Exercise materials =
***

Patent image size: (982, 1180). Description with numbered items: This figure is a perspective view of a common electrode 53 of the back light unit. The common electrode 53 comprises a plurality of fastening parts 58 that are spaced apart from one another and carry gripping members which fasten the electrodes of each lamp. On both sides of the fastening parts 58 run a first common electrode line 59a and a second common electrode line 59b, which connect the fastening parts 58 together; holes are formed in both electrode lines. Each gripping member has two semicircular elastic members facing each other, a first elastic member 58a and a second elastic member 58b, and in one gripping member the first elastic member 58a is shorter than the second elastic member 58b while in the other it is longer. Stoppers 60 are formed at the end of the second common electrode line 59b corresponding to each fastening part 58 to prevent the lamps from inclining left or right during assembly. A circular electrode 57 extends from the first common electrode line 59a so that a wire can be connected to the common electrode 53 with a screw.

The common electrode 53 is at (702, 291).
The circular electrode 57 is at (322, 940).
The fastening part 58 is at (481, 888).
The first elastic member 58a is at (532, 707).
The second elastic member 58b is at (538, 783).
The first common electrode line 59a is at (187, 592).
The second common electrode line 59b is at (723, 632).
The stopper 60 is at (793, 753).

***

Reproduce the records from the beginning through the line containing "The first common electrode line 59a is", swapping "perspective view" for "isometric view" and leaving everything else as it is.

Patent image size: (982, 1180). Description with numbered items: This figure is a isometric view of a common electrode 53 of the back light unit. The common electrode 53 comprises a plurality of fastening parts 58 that are spaced apart from one another and carry gripping members which fasten the electrodes of each lamp. On both sides of the fastening parts 58 run a first common electrode line 59a and a second common electrode line 59b, which connect the fastening parts 58 together; holes are formed in both electrode lines. Each gripping member has two semicircular elastic members facing each other, a first elastic member 58a and a second elastic member 58b, and in one gripping member the first elastic member 58a is shorter than the second elastic member 58b while in the other it is longer. Stoppers 60 are formed at the end of the second common electrode line 59b corresponding to each fastening part 58 to prevent the lamps from inclining left or right during assembly. A circular electrode 57 extends from the first common electrode line 59a so that a wire can be connected to the common electrode 53 with a screw.

The common electrode 53 is at (702, 291).
The circular electrode 57 is at (322, 940).
The fastening part 58 is at (481, 888).
The first elastic member 58a is at (532, 707).
The second elastic member 58b is at (538, 783).
The first common electrode line 59a is at (187, 592).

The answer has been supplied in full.